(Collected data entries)
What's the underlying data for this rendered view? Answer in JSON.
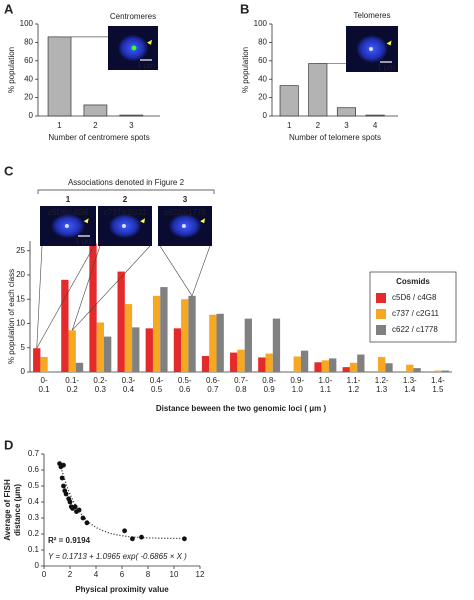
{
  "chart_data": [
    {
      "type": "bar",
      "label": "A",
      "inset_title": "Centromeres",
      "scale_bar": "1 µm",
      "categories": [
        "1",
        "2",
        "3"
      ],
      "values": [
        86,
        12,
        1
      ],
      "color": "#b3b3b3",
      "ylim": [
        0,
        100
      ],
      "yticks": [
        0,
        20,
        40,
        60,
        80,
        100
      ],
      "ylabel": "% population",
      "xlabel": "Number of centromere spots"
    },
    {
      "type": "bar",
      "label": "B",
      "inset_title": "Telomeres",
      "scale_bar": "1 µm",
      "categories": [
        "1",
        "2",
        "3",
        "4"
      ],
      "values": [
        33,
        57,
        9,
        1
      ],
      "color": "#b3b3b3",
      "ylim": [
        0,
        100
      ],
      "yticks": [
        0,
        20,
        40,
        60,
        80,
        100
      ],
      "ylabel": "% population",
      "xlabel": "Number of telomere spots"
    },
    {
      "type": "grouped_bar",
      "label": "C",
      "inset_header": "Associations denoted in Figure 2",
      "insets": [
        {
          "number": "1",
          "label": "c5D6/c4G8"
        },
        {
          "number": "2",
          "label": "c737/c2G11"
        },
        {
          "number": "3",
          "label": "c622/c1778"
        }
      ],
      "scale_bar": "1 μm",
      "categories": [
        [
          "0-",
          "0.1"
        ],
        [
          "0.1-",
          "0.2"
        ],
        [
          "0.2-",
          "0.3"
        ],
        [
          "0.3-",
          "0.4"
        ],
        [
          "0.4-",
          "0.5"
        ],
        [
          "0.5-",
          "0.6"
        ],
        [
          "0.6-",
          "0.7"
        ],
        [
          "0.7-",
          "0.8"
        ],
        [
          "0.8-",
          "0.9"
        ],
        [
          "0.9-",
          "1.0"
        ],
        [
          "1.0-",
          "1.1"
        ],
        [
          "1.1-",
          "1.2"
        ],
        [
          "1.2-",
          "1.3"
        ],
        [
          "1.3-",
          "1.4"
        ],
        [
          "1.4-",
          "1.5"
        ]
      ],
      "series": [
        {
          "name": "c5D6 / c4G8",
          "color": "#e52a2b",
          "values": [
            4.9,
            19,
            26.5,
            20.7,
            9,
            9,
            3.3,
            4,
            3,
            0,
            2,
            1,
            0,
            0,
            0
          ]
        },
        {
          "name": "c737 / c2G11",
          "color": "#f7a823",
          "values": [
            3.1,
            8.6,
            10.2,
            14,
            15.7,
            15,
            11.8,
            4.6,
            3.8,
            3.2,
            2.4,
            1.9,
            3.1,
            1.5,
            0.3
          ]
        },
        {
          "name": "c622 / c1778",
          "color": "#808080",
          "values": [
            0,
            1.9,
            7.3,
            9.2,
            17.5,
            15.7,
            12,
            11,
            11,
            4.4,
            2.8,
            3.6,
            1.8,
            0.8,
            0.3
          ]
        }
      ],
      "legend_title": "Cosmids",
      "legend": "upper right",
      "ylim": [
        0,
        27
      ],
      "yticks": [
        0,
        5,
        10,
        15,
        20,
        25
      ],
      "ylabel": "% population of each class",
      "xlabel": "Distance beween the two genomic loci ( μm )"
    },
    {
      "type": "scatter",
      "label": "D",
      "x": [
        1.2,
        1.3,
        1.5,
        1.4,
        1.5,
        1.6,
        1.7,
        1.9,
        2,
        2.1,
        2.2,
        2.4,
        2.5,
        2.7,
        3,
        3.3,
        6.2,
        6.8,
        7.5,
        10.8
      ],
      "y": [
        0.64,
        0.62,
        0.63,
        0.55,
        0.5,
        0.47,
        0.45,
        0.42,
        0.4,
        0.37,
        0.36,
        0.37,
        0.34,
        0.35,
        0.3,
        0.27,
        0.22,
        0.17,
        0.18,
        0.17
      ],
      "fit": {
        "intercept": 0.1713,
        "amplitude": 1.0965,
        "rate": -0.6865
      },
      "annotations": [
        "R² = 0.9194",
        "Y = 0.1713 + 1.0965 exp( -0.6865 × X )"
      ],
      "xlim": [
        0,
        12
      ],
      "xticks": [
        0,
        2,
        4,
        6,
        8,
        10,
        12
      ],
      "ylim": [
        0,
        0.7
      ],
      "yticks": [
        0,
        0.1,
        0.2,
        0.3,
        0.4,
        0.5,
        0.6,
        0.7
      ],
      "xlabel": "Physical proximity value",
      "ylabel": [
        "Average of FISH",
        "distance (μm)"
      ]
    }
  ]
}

---

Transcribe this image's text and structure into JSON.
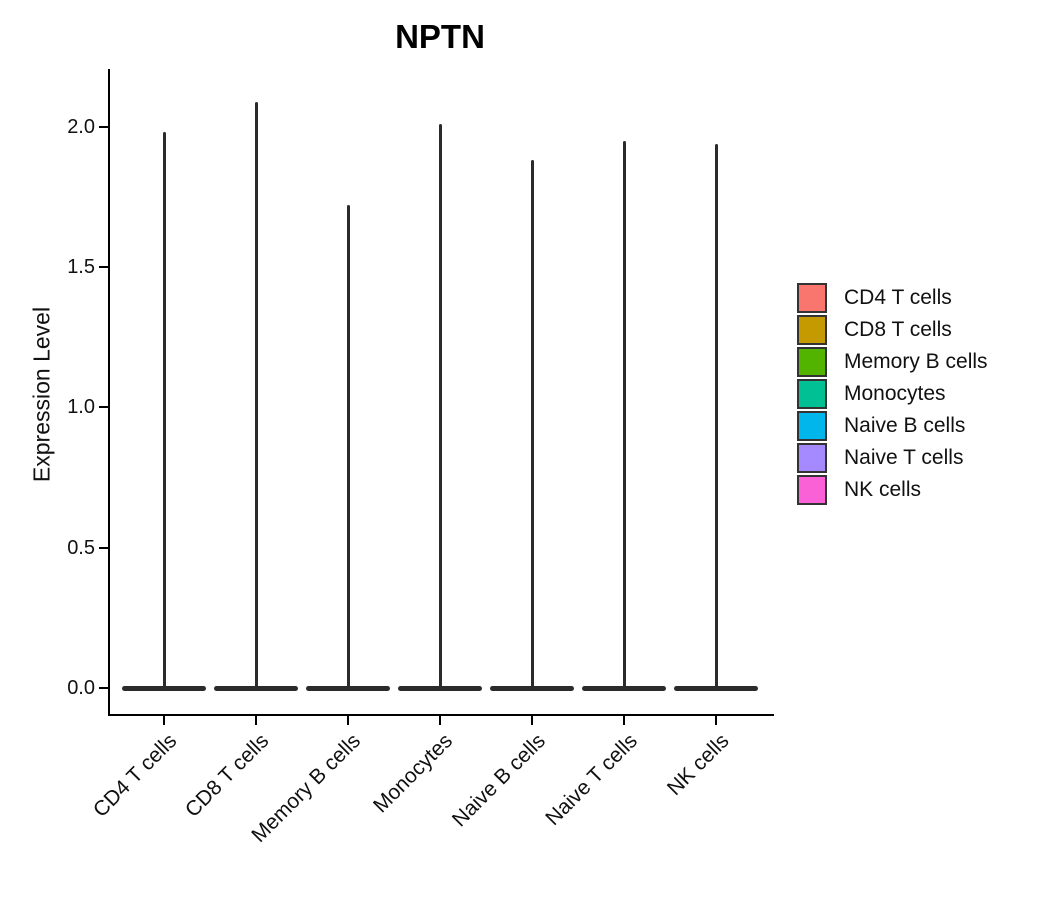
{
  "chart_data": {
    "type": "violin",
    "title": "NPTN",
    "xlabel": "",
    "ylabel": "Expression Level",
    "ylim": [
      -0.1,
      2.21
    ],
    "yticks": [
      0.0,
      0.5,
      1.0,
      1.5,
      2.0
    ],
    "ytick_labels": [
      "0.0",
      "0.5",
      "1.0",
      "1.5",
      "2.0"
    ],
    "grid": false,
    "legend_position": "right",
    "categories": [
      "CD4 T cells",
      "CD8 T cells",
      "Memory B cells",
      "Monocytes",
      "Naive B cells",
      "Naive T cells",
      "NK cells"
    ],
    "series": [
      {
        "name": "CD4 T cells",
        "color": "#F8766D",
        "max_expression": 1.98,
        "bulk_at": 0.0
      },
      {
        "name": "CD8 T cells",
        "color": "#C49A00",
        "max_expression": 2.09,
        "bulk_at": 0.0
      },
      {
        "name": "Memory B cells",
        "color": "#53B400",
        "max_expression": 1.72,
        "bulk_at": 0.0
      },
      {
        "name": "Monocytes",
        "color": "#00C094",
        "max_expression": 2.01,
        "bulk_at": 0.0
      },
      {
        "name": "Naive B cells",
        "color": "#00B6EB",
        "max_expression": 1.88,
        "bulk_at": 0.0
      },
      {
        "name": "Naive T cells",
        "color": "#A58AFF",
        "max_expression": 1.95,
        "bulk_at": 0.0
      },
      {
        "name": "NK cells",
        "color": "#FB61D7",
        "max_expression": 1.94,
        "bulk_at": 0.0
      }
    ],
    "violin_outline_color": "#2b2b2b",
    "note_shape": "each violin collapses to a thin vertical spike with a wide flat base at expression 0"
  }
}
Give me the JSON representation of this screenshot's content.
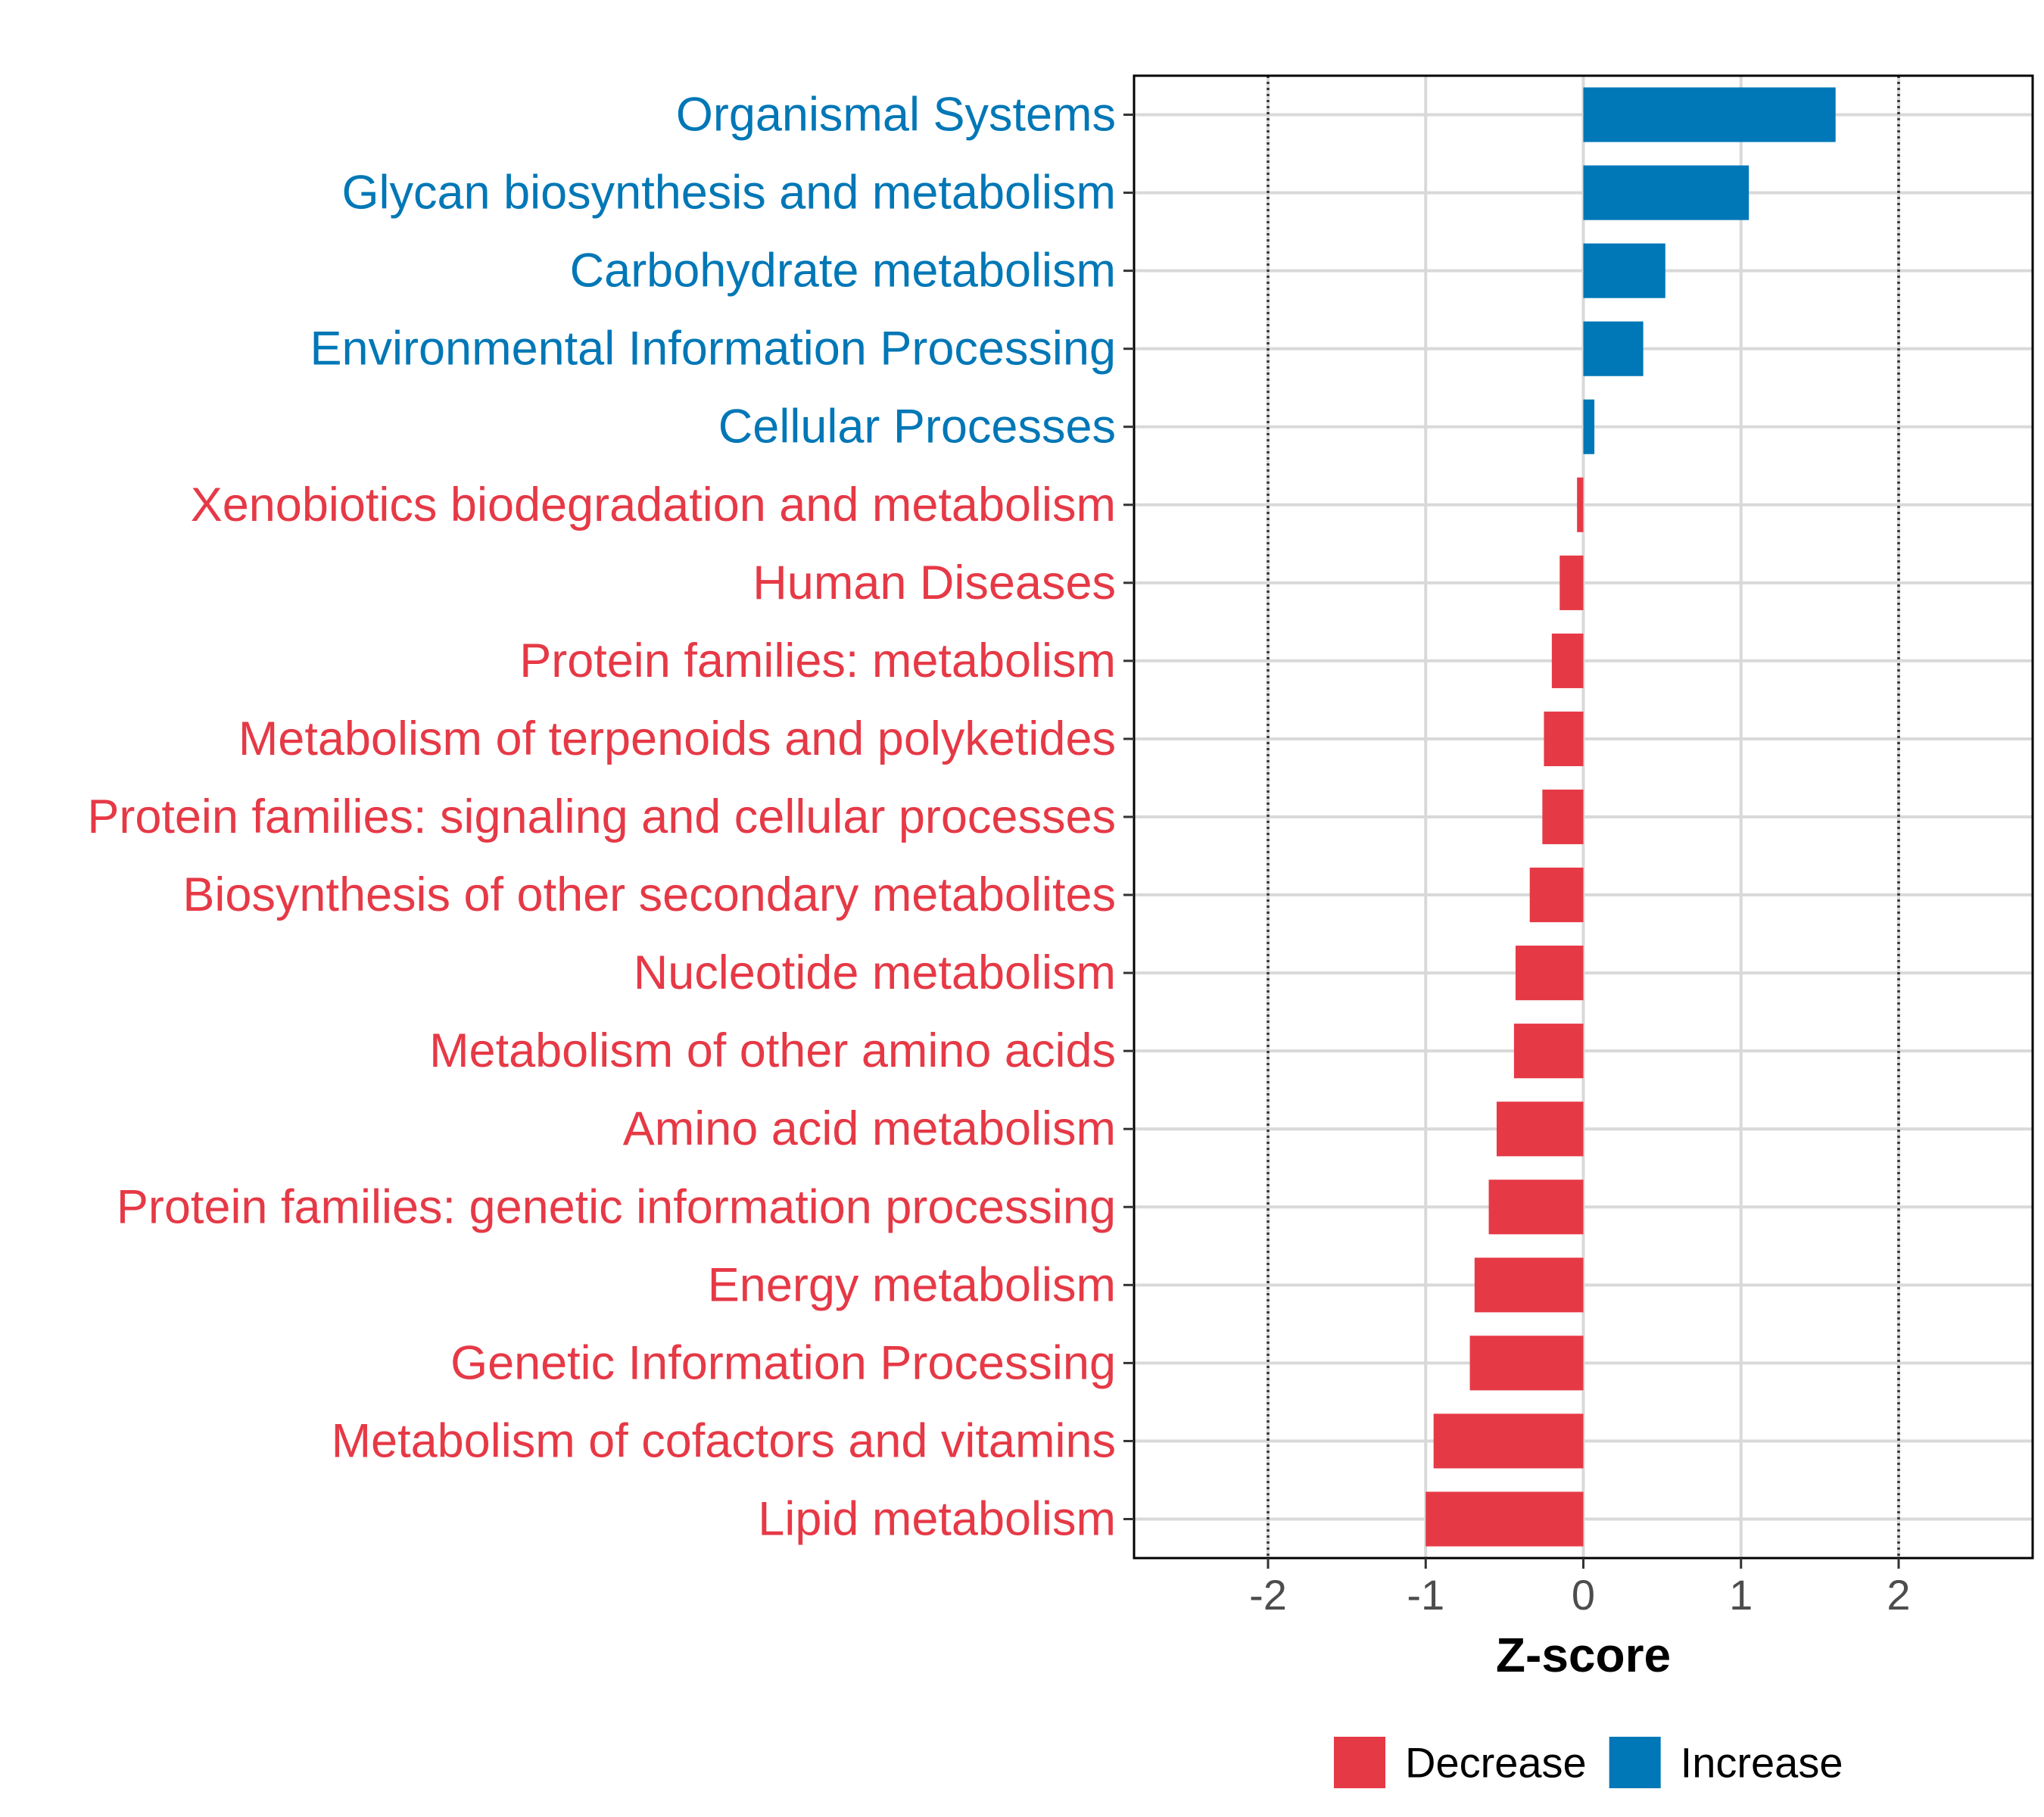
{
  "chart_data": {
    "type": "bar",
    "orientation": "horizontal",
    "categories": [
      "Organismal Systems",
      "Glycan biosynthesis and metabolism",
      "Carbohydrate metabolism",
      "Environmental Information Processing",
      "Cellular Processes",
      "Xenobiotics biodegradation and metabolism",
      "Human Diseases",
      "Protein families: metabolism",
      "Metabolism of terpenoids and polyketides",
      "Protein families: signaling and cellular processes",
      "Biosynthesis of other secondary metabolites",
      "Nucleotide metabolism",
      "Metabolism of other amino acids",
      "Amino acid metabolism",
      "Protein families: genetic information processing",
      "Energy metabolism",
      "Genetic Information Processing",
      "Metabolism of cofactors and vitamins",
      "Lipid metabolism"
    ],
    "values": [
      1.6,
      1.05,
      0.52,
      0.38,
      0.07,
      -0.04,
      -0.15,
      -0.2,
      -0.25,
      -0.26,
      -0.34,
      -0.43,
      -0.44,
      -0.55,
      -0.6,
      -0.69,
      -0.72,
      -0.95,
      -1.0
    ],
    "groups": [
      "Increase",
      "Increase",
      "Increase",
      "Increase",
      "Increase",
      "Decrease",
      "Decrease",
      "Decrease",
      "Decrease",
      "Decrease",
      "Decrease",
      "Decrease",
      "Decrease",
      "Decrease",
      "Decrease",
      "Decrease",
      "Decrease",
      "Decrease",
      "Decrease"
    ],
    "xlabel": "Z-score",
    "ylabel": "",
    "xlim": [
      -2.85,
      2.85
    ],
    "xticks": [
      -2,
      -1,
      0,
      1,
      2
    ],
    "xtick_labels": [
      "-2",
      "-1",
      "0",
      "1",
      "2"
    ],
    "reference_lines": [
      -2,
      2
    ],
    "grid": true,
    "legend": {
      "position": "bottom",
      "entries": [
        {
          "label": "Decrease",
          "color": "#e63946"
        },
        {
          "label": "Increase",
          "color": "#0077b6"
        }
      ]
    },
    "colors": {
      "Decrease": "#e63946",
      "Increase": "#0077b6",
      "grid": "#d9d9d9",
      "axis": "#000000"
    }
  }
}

▶ Task prompt
Copy each line of the data above that holds "xlabel".

▶ Answer space
      "xlabel": "Number of centromere spots"
      "xlabel": "Number of telomere spots"
      "xlabel": "Distance beween the two genomic loci ( μm )"
      "xlabel": "Physical proximity value",
    "xlabel": "",
    "xlabel": "Z-score",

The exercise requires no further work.